• [WRITTEN INSTRUCTION]: Please reproduce every record, keeping each one exactly as written.

• [EXERCISE INPUT]:
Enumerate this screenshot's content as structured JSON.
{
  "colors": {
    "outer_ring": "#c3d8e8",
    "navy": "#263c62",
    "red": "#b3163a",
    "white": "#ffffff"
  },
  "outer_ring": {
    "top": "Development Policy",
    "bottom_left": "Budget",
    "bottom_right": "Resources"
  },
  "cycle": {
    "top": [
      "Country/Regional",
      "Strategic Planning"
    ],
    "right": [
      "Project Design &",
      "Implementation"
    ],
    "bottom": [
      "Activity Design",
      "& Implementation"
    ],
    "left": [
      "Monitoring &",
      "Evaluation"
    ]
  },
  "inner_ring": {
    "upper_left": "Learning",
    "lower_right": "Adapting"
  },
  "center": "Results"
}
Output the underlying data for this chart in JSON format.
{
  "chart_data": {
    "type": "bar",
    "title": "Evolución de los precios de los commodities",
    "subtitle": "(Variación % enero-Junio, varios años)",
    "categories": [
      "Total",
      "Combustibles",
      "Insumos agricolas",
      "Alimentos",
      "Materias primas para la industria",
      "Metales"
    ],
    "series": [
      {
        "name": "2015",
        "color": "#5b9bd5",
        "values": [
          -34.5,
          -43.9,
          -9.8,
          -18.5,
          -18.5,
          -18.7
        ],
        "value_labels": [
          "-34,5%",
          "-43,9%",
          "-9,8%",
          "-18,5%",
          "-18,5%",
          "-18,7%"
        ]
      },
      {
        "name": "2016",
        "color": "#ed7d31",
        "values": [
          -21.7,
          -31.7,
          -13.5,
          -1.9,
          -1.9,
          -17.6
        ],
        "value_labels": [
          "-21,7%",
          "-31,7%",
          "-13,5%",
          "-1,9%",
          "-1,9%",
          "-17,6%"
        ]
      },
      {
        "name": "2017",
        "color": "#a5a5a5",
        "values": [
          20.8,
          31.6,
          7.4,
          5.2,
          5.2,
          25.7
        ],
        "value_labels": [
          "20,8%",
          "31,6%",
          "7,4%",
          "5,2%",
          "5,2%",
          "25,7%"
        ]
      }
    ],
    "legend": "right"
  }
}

• [EXERCISE OUTPUT]:
Enumerate this screenshot's content as structured JSON.
{
  "colors": {
    "outer_ring": "#c3d8e8",
    "navy": "#263c62",
    "red": "#b3163a",
    "white": "#ffffff"
  },
  "outer_ring": {
    "top": "Development Policy",
    "bottom_left": "Budget",
    "bottom_right": "Resources"
  },
  "cycle": {
    "top": [
      "Country/Regional",
      "Strategic Planning"
    ],
    "right": [
      "Project Design &",
      "Implementation"
    ],
    "bottom": [
      "Activity Design",
      "& Implementation"
    ],
    "left": [
      "Monitoring &",
      "Evaluation"
    ]
  },
  "inner_ring": {
    "upper_left": "Learning",
    "lower_right": "Adapting"
  },
  "center": "Results"
}
Output the underlying data for this chart in JSON format.
{
  "chart_data": {
    "type": "bar",
    "title": "Evolución de los precios de los commodities",
    "subtitle": "(Variación % enero-Junio, varios años)",
    "categories": [
      "Total",
      "Combustibles",
      "Insumos agricolas",
      "Alimentos",
      "Materias primas para la industria",
      "Metales"
    ],
    "series": [
      {
        "name": "2015",
        "color": "#5b9bd5",
        "values": [
          -34.5,
          -43.9,
          -9.8,
          -18.5,
          -18.5,
          -18.7
        ],
        "value_labels": [
          "-34,5%",
          "-43,9%",
          "-9,8%",
          "-18,5%",
          "-18,5%",
          "-18,7%"
        ]
      },
      {
        "name": "2016",
        "color": "#ed7d31",
        "values": [
          -21.7,
          -31.7,
          -13.5,
          -1.9,
          -1.9,
          -17.6
        ],
        "value_labels": [
          "-21,7%",
          "-31,7%",
          "-13,5%",
          "-1,9%",
          "-1,9%",
          "-17,6%"
        ]
      },
      {
        "name": "2017",
        "color": "#a5a5a5",
        "values": [
          20.8,
          31.6,
          7.4,
          5.2,
          5.2,
          25.7
        ],
        "value_labels": [
          "20,8%",
          "31,6%",
          "7,4%",
          "5,2%",
          "5,2%",
          "25,7%"
        ]
      }
    ],
    "legend": "right"
  }
}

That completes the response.